▶ _LISTING_
========

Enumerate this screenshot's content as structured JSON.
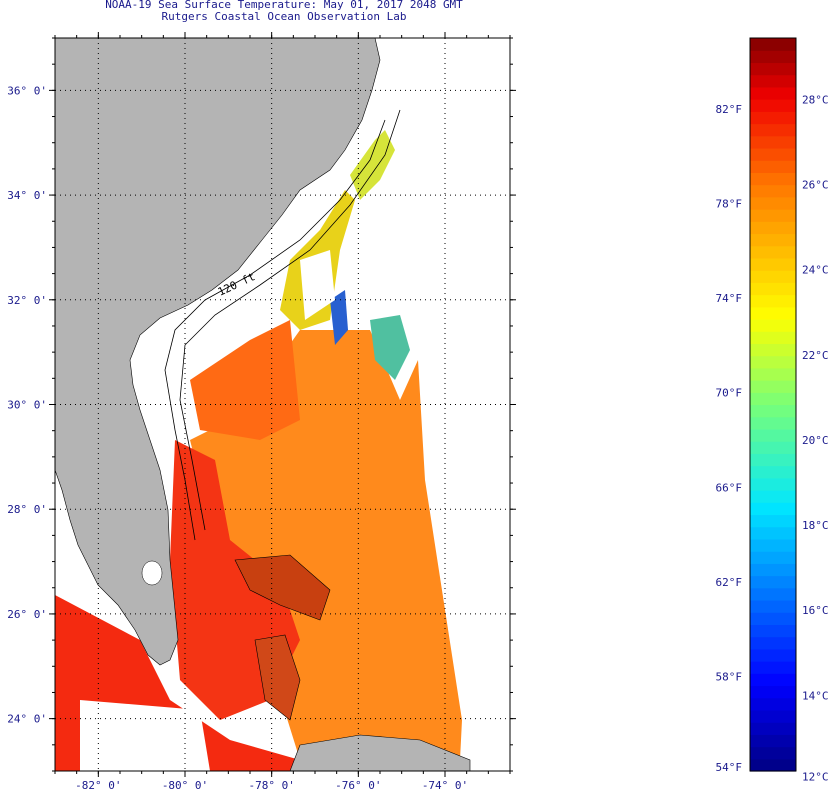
{
  "title": {
    "line1": "NOAA-19 Sea Surface Temperature:  May 01, 2017 2048 GMT",
    "line2": "Rutgers Coastal Ocean Observation Lab"
  },
  "map": {
    "lat_range": [
      23.0,
      37.0
    ],
    "lon_range": [
      -83.0,
      -72.5
    ],
    "lat_ticks": [
      {
        "value": 36,
        "label": "36° 0'"
      },
      {
        "value": 34,
        "label": "34° 0'"
      },
      {
        "value": 32,
        "label": "32° 0'"
      },
      {
        "value": 30,
        "label": "30° 0'"
      },
      {
        "value": 28,
        "label": "28° 0'"
      },
      {
        "value": 26,
        "label": "26° 0'"
      },
      {
        "value": 24,
        "label": "24° 0'"
      }
    ],
    "lon_ticks": [
      {
        "value": -82,
        "label": "-82° 0'"
      },
      {
        "value": -80,
        "label": "-80° 0'"
      },
      {
        "value": -78,
        "label": "-78° 0'"
      },
      {
        "value": -76,
        "label": "-76° 0'"
      },
      {
        "value": -74,
        "label": "-74° 0'"
      }
    ],
    "contour_label": "120 ft",
    "grid": "dotted",
    "land_color": "#b4b4b4"
  },
  "colorbar": {
    "min_f": 54,
    "max_f": 85,
    "f_ticks": [
      {
        "value": 82,
        "label": "82°F"
      },
      {
        "value": 78,
        "label": "78°F"
      },
      {
        "value": 74,
        "label": "74°F"
      },
      {
        "value": 70,
        "label": "70°F"
      },
      {
        "value": 66,
        "label": "66°F"
      },
      {
        "value": 62,
        "label": "62°F"
      },
      {
        "value": 58,
        "label": "58°F"
      },
      {
        "value": 54,
        "label": "54°F"
      }
    ],
    "c_ticks": [
      {
        "value": 28,
        "label": "28°C"
      },
      {
        "value": 26,
        "label": "26°C"
      },
      {
        "value": 24,
        "label": "24°C"
      },
      {
        "value": 22,
        "label": "22°C"
      },
      {
        "value": 20,
        "label": "20°C"
      },
      {
        "value": 18,
        "label": "18°C"
      },
      {
        "value": 16,
        "label": "16°C"
      },
      {
        "value": 14,
        "label": "14°C"
      },
      {
        "value": 12,
        "label": "12°C"
      }
    ]
  }
}
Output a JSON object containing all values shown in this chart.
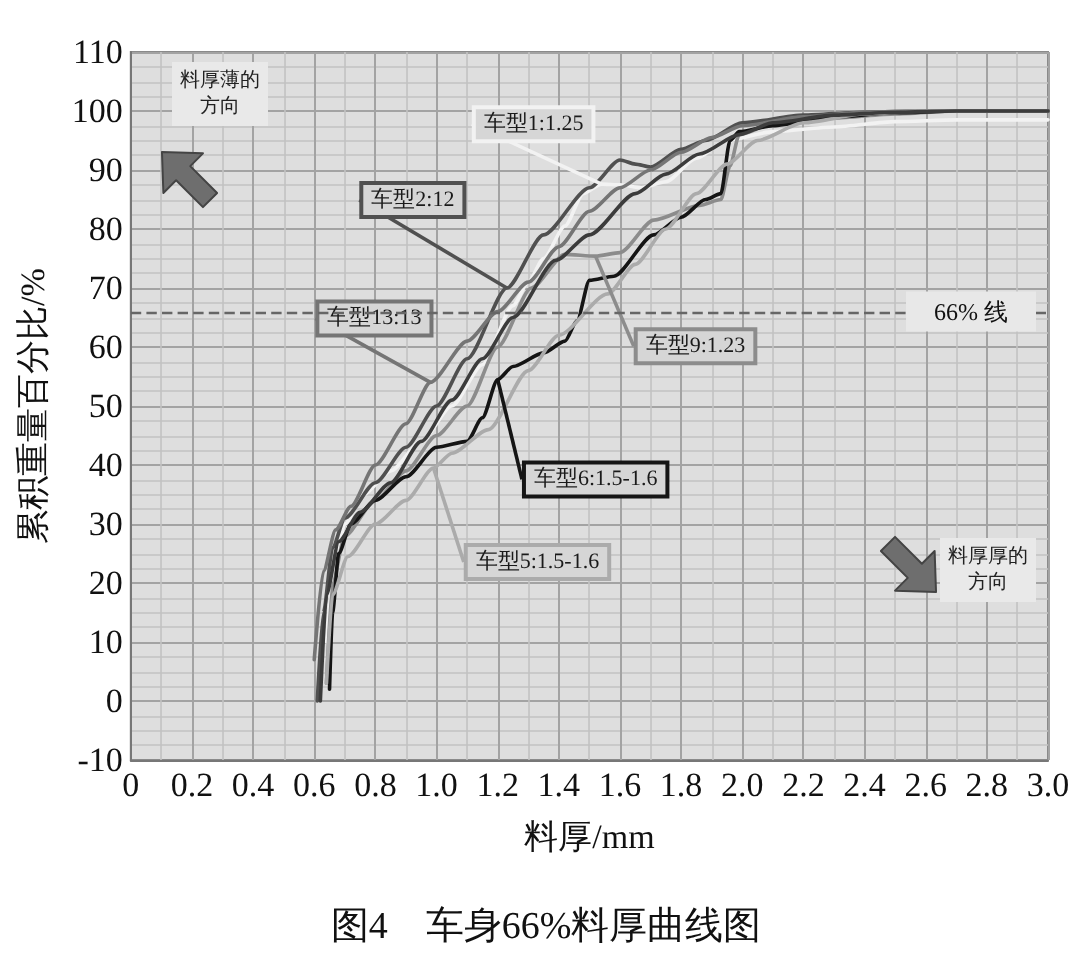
{
  "chart_data": {
    "type": "line",
    "title": "图4　车身66%料厚曲线图",
    "xlabel": "料厚/mm",
    "ylabel": "累积重量百分比/%",
    "annotations": [
      "料厚薄的方向",
      "料厚厚的方向"
    ],
    "xlim": [
      0,
      3
    ],
    "ylim": [
      -10,
      110
    ],
    "xticks": [
      0,
      0.2,
      0.4,
      0.6,
      0.8,
      {
        "value": 1,
        "label": "1.0"
      },
      1.2,
      1.4,
      1.6,
      1.8,
      {
        "value": 2,
        "label": "2.0"
      },
      2.2,
      2.4,
      2.6,
      2.8,
      {
        "value": 3,
        "label": "3.0"
      }
    ],
    "yticks": [
      -10,
      0,
      10,
      20,
      30,
      40,
      50,
      60,
      70,
      80,
      90,
      100,
      110
    ],
    "grid": true,
    "marker": "none",
    "line_style": "solid",
    "ref_lines": [
      {
        "axis": "y",
        "value": 66,
        "label": "66% 线",
        "color": "#666666",
        "line_style": "dashed"
      }
    ],
    "series": [
      {
        "name": "车型1:1.25",
        "color": "#f2f2f2",
        "x": [
          0.64,
          0.66,
          0.7,
          0.76,
          0.85,
          0.95,
          1.05,
          1.15,
          1.25,
          1.3,
          1.35,
          1.42,
          1.48,
          1.54,
          1.6,
          1.67,
          1.75,
          1.85,
          1.95,
          2.1,
          2.3,
          2.5,
          2.7,
          3.0
        ],
        "values": [
          10,
          20,
          30,
          35,
          39,
          44,
          50,
          57,
          67,
          71,
          75,
          80.5,
          86,
          87.6,
          87.5,
          87,
          88,
          92,
          95,
          96.5,
          97.3,
          98.2,
          98.5,
          98.5
        ]
      },
      {
        "name": "车型2:12",
        "color": "#505050",
        "x": [
          0.61,
          0.63,
          0.66,
          0.7,
          0.8,
          0.9,
          1.0,
          1.1,
          1.23,
          1.35,
          1.5,
          1.6,
          1.65,
          1.7,
          1.8,
          1.88,
          2.0,
          2.2,
          2.4,
          2.6,
          3.0
        ],
        "values": [
          0,
          15,
          26,
          31,
          37,
          43,
          50,
          58,
          70,
          79,
          87,
          91.7,
          91,
          90.5,
          93.5,
          95,
          98,
          99.3,
          99.8,
          100,
          100
        ]
      },
      {
        "name": "车型13:13",
        "color": "#757575",
        "x": [
          0.6,
          0.63,
          0.67,
          0.72,
          0.8,
          0.9,
          0.98,
          1.1,
          1.2,
          1.3,
          1.4,
          1.5,
          1.6,
          1.7,
          1.8,
          1.9,
          2.0,
          2.2,
          2.4,
          2.6,
          3.0
        ],
        "values": [
          7,
          22,
          29,
          33,
          40,
          47,
          54,
          61,
          66,
          71,
          77,
          83,
          87,
          90,
          93,
          95.5,
          97.5,
          99,
          99.8,
          100,
          100
        ]
      },
      {
        "name": "车型9:1.23",
        "color": "#8c8c8c",
        "x": [
          0.64,
          0.66,
          0.7,
          0.8,
          0.9,
          1.0,
          1.1,
          1.2,
          1.31,
          1.42,
          1.52,
          1.6,
          1.71,
          1.86,
          1.93,
          1.96,
          1.99,
          2.1,
          2.3,
          2.5,
          2.7,
          3.0
        ],
        "values": [
          3,
          20,
          28,
          34,
          39,
          45,
          50,
          60,
          70,
          75.7,
          75.4,
          76,
          81.5,
          84,
          85,
          90.7,
          96,
          97.8,
          98.8,
          99.5,
          100,
          100
        ]
      },
      {
        "name": "车型6:1.5-1.6",
        "color": "#151515",
        "x": [
          0.65,
          0.66,
          0.68,
          0.72,
          0.8,
          0.9,
          1.0,
          1.1,
          1.15,
          1.2,
          1.25,
          1.35,
          1.42,
          1.46,
          1.5,
          1.58,
          1.71,
          1.8,
          1.88,
          1.93,
          1.96,
          1.99,
          2.1,
          2.3,
          2.5,
          2.7,
          3.0
        ],
        "values": [
          2,
          15,
          25,
          30,
          34,
          38,
          43,
          44,
          48,
          54.5,
          56.7,
          59,
          61,
          64.5,
          71.3,
          72,
          79,
          82,
          85,
          86,
          95,
          96.5,
          97.5,
          99,
          99.7,
          100,
          100
        ]
      },
      {
        "name": "车型5:1.5-1.6",
        "color": "#ababab",
        "x": [
          0.64,
          0.66,
          0.71,
          0.8,
          0.9,
          0.99,
          1.05,
          1.17,
          1.3,
          1.4,
          1.56,
          1.65,
          1.75,
          1.85,
          1.95,
          2.05,
          2.2,
          2.4,
          2.6,
          3.0
        ],
        "values": [
          3,
          18,
          24.5,
          30,
          34,
          39.5,
          42,
          46,
          56,
          62,
          69,
          74,
          80,
          86,
          91,
          95,
          98,
          99.5,
          100,
          100
        ]
      },
      {
        "color": "#3c3c3c",
        "x": [
          0.62,
          0.64,
          0.68,
          0.75,
          0.85,
          0.95,
          1.05,
          1.15,
          1.25,
          1.39,
          1.5,
          1.65,
          1.75,
          1.86,
          1.99,
          2.1,
          2.3,
          2.5,
          2.7,
          3.0
        ],
        "values": [
          0,
          18,
          27,
          32,
          37,
          44,
          51,
          58,
          65,
          74.7,
          79,
          86,
          89.3,
          92.7,
          96,
          98,
          99.3,
          99.8,
          100,
          100
        ]
      }
    ]
  }
}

========

▶ _REQUEST_
Set every line down exactly as written, leaving each picture out.

▶ _FINISHED EXERCISE_
Enumerate this screenshot's content as structured JSON.
{
  "title": {
    "line1": "NOAA-19 Sea Surface Temperature:  May 01, 2017 2048 GMT",
    "line2": "Rutgers Coastal Ocean Observation Lab"
  },
  "map": {
    "lat_range": [
      23.0,
      37.0
    ],
    "lon_range": [
      -83.0,
      -72.5
    ],
    "lat_ticks": [
      {
        "value": 36,
        "label": "36° 0'"
      },
      {
        "value": 34,
        "label": "34° 0'"
      },
      {
        "value": 32,
        "label": "32° 0'"
      },
      {
        "value": 30,
        "label": "30° 0'"
      },
      {
        "value": 28,
        "label": "28° 0'"
      },
      {
        "value": 26,
        "label": "26° 0'"
      },
      {
        "value": 24,
        "label": "24° 0'"
      }
    ],
    "lon_ticks": [
      {
        "value": -82,
        "label": "-82° 0'"
      },
      {
        "value": -80,
        "label": "-80° 0'"
      },
      {
        "value": -78,
        "label": "-78° 0'"
      },
      {
        "value": -76,
        "label": "-76° 0'"
      },
      {
        "value": -74,
        "label": "-74° 0'"
      }
    ],
    "contour_label": "120 ft",
    "grid": "dotted",
    "land_color": "#b4b4b4"
  },
  "colorbar": {
    "min_f": 54,
    "max_f": 85,
    "f_ticks": [
      {
        "value": 82,
        "label": "82°F"
      },
      {
        "value": 78,
        "label": "78°F"
      },
      {
        "value": 74,
        "label": "74°F"
      },
      {
        "value": 70,
        "label": "70°F"
      },
      {
        "value": 66,
        "label": "66°F"
      },
      {
        "value": 62,
        "label": "62°F"
      },
      {
        "value": 58,
        "label": "58°F"
      },
      {
        "value": 54,
        "label": "54°F"
      }
    ],
    "c_ticks": [
      {
        "value": 28,
        "label": "28°C"
      },
      {
        "value": 26,
        "label": "26°C"
      },
      {
        "value": 24,
        "label": "24°C"
      },
      {
        "value": 22,
        "label": "22°C"
      },
      {
        "value": 20,
        "label": "20°C"
      },
      {
        "value": 18,
        "label": "18°C"
      },
      {
        "value": 16,
        "label": "16°C"
      },
      {
        "value": 14,
        "label": "14°C"
      },
      {
        "value": 12,
        "label": "12°C"
      }
    ]
  }
}
Output a JSON object containing all values shown in this chart.
{
  "chart_data": {
    "type": "line",
    "title": "图4　车身66%料厚曲线图",
    "xlabel": "料厚/mm",
    "ylabel": "累积重量百分比/%",
    "annotations": [
      "料厚薄的方向",
      "料厚厚的方向"
    ],
    "xlim": [
      0,
      3
    ],
    "ylim": [
      -10,
      110
    ],
    "xticks": [
      0,
      0.2,
      0.4,
      0.6,
      0.8,
      {
        "value": 1,
        "label": "1.0"
      },
      1.2,
      1.4,
      1.6,
      1.8,
      {
        "value": 2,
        "label": "2.0"
      },
      2.2,
      2.4,
      2.6,
      2.8,
      {
        "value": 3,
        "label": "3.0"
      }
    ],
    "yticks": [
      -10,
      0,
      10,
      20,
      30,
      40,
      50,
      60,
      70,
      80,
      90,
      100,
      110
    ],
    "grid": true,
    "marker": "none",
    "line_style": "solid",
    "ref_lines": [
      {
        "axis": "y",
        "value": 66,
        "label": "66% 线",
        "color": "#666666",
        "line_style": "dashed"
      }
    ],
    "series": [
      {
        "name": "车型1:1.25",
        "color": "#f2f2f2",
        "x": [
          0.64,
          0.66,
          0.7,
          0.76,
          0.85,
          0.95,
          1.05,
          1.15,
          1.25,
          1.3,
          1.35,
          1.42,
          1.48,
          1.54,
          1.6,
          1.67,
          1.75,
          1.85,
          1.95,
          2.1,
          2.3,
          2.5,
          2.7,
          3.0
        ],
        "values": [
          10,
          20,
          30,
          35,
          39,
          44,
          50,
          57,
          67,
          71,
          75,
          80.5,
          86,
          87.6,
          87.5,
          87,
          88,
          92,
          95,
          96.5,
          97.3,
          98.2,
          98.5,
          98.5
        ]
      },
      {
        "name": "车型2:12",
        "color": "#505050",
        "x": [
          0.61,
          0.63,
          0.66,
          0.7,
          0.8,
          0.9,
          1.0,
          1.1,
          1.23,
          1.35,
          1.5,
          1.6,
          1.65,
          1.7,
          1.8,
          1.88,
          2.0,
          2.2,
          2.4,
          2.6,
          3.0
        ],
        "values": [
          0,
          15,
          26,
          31,
          37,
          43,
          50,
          58,
          70,
          79,
          87,
          91.7,
          91,
          90.5,
          93.5,
          95,
          98,
          99.3,
          99.8,
          100,
          100
        ]
      },
      {
        "name": "车型13:13",
        "color": "#757575",
        "x": [
          0.6,
          0.63,
          0.67,
          0.72,
          0.8,
          0.9,
          0.98,
          1.1,
          1.2,
          1.3,
          1.4,
          1.5,
          1.6,
          1.7,
          1.8,
          1.9,
          2.0,
          2.2,
          2.4,
          2.6,
          3.0
        ],
        "values": [
          7,
          22,
          29,
          33,
          40,
          47,
          54,
          61,
          66,
          71,
          77,
          83,
          87,
          90,
          93,
          95.5,
          97.5,
          99,
          99.8,
          100,
          100
        ]
      },
      {
        "name": "车型9:1.23",
        "color": "#8c8c8c",
        "x": [
          0.64,
          0.66,
          0.7,
          0.8,
          0.9,
          1.0,
          1.1,
          1.2,
          1.31,
          1.42,
          1.52,
          1.6,
          1.71,
          1.86,
          1.93,
          1.96,
          1.99,
          2.1,
          2.3,
          2.5,
          2.7,
          3.0
        ],
        "values": [
          3,
          20,
          28,
          34,
          39,
          45,
          50,
          60,
          70,
          75.7,
          75.4,
          76,
          81.5,
          84,
          85,
          90.7,
          96,
          97.8,
          98.8,
          99.5,
          100,
          100
        ]
      },
      {
        "name": "车型6:1.5-1.6",
        "color": "#151515",
        "x": [
          0.65,
          0.66,
          0.68,
          0.72,
          0.8,
          0.9,
          1.0,
          1.1,
          1.15,
          1.2,
          1.25,
          1.35,
          1.42,
          1.46,
          1.5,
          1.58,
          1.71,
          1.8,
          1.88,
          1.93,
          1.96,
          1.99,
          2.1,
          2.3,
          2.5,
          2.7,
          3.0
        ],
        "values": [
          2,
          15,
          25,
          30,
          34,
          38,
          43,
          44,
          48,
          54.5,
          56.7,
          59,
          61,
          64.5,
          71.3,
          72,
          79,
          82,
          85,
          86,
          95,
          96.5,
          97.5,
          99,
          99.7,
          100,
          100
        ]
      },
      {
        "name": "车型5:1.5-1.6",
        "color": "#ababab",
        "x": [
          0.64,
          0.66,
          0.71,
          0.8,
          0.9,
          0.99,
          1.05,
          1.17,
          1.3,
          1.4,
          1.56,
          1.65,
          1.75,
          1.85,
          1.95,
          2.05,
          2.2,
          2.4,
          2.6,
          3.0
        ],
        "values": [
          3,
          18,
          24.5,
          30,
          34,
          39.5,
          42,
          46,
          56,
          62,
          69,
          74,
          80,
          86,
          91,
          95,
          98,
          99.5,
          100,
          100
        ]
      },
      {
        "color": "#3c3c3c",
        "x": [
          0.62,
          0.64,
          0.68,
          0.75,
          0.85,
          0.95,
          1.05,
          1.15,
          1.25,
          1.39,
          1.5,
          1.65,
          1.75,
          1.86,
          1.99,
          2.1,
          2.3,
          2.5,
          2.7,
          3.0
        ],
        "values": [
          0,
          18,
          27,
          32,
          37,
          44,
          51,
          58,
          65,
          74.7,
          79,
          86,
          89.3,
          92.7,
          96,
          98,
          99.3,
          99.8,
          100,
          100
        ]
      }
    ]
  }
}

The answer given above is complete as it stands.